# [To be done]
Write out the listing below exactly, and omit any images you find in it.

==== Records provided

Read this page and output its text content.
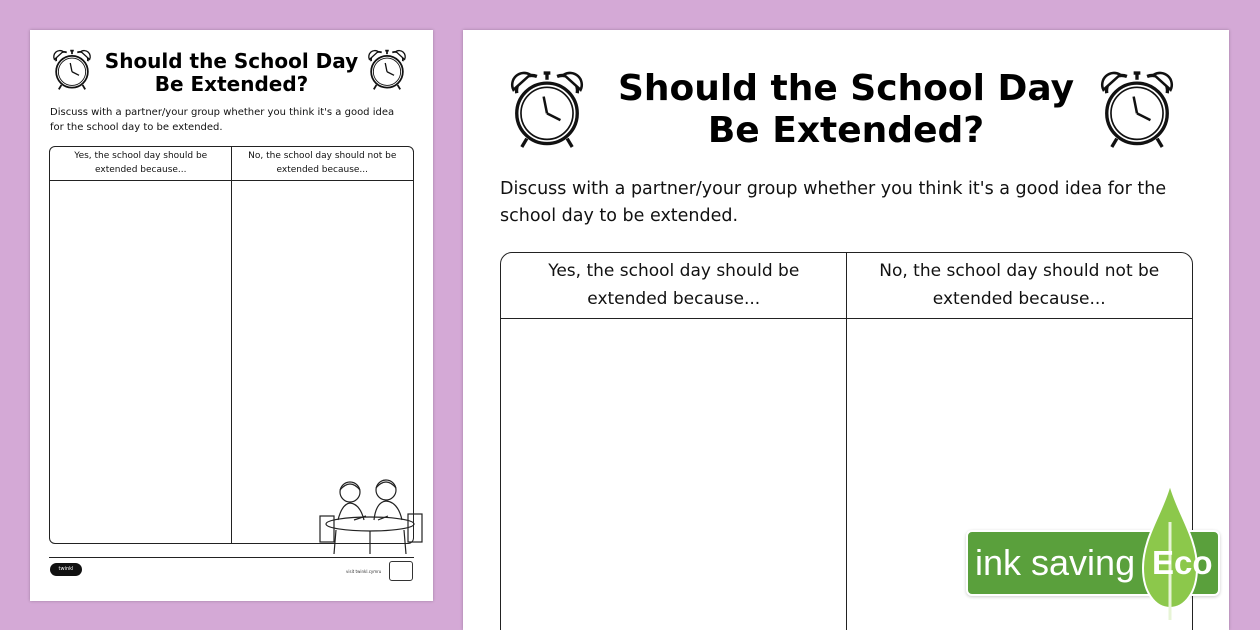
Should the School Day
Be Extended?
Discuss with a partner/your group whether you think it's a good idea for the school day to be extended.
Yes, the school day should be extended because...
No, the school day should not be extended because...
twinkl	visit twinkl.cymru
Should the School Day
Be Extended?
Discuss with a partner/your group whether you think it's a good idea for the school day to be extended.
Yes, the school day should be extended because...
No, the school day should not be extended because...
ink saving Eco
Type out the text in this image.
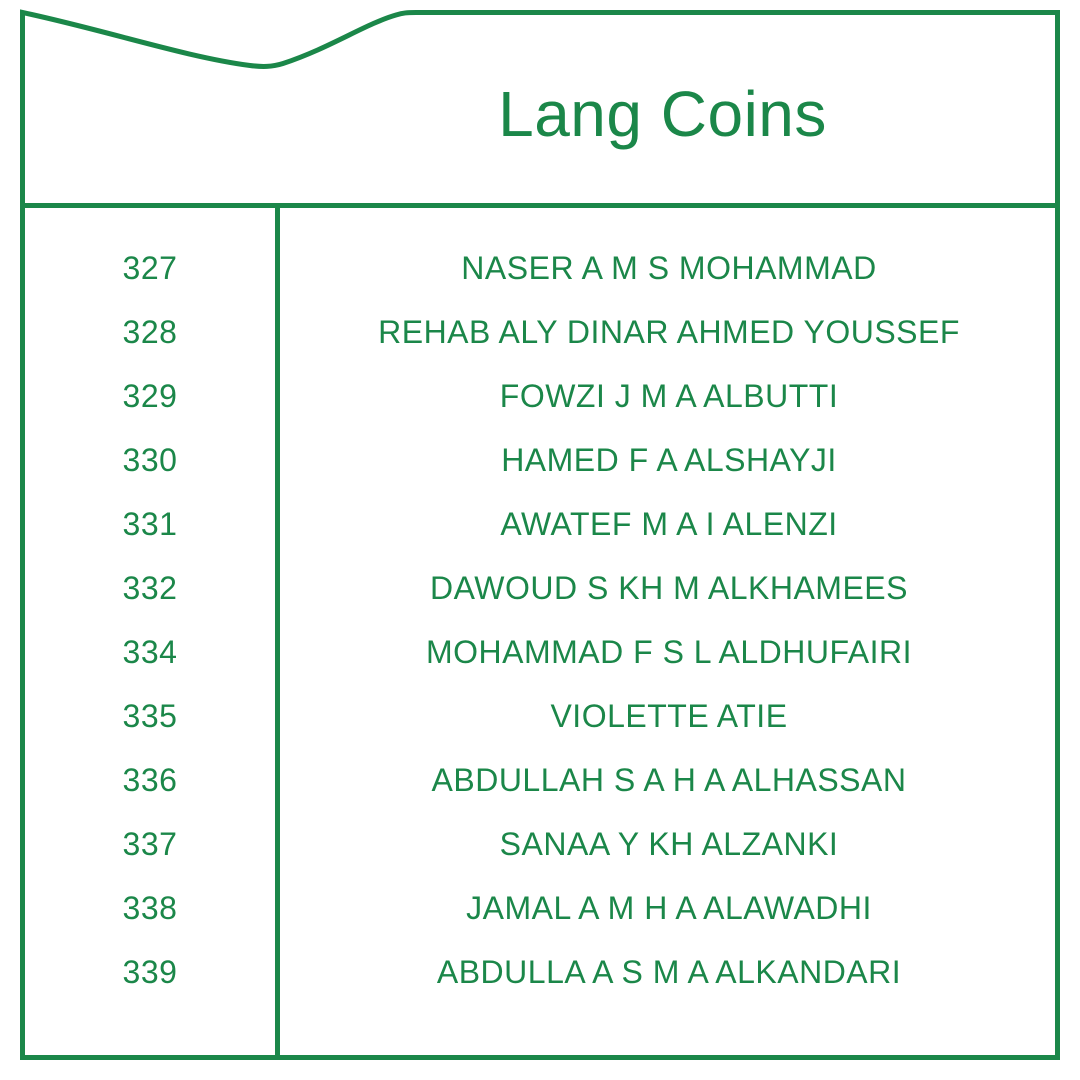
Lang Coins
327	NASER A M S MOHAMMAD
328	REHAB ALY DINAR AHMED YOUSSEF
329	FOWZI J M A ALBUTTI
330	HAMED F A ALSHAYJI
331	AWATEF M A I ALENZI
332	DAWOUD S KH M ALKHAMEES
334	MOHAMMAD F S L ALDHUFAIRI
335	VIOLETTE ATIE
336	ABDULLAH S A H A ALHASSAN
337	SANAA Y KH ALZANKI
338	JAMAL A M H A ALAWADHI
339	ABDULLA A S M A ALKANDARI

========

# [Task solution]
Read this page and output its text content.
Should the School Day
Be Extended?
Discuss with a partner/your group whether you think it's a good idea for the school day to be extended.
Yes, the school day should be extended because...
No, the school day should not be extended because...
twinkl	visit twinkl.cymru
Should the School Day
Be Extended?
Discuss with a partner/your group whether you think it's a good idea for the school day to be extended.
Yes, the school day should be extended because...
No, the school day should not be extended because...
ink saving Eco
Type out the text in this image.
Lang Coins
327	NASER A M S MOHAMMAD
328	REHAB ALY DINAR AHMED YOUSSEF
329	FOWZI J M A ALBUTTI
330	HAMED F A ALSHAYJI
331	AWATEF M A I ALENZI
332	DAWOUD S KH M ALKHAMEES
334	MOHAMMAD F S L ALDHUFAIRI
335	VIOLETTE ATIE
336	ABDULLAH S A H A ALHASSAN
337	SANAA Y KH ALZANKI
338	JAMAL A M H A ALAWADHI
339	ABDULLA A S M A ALKANDARI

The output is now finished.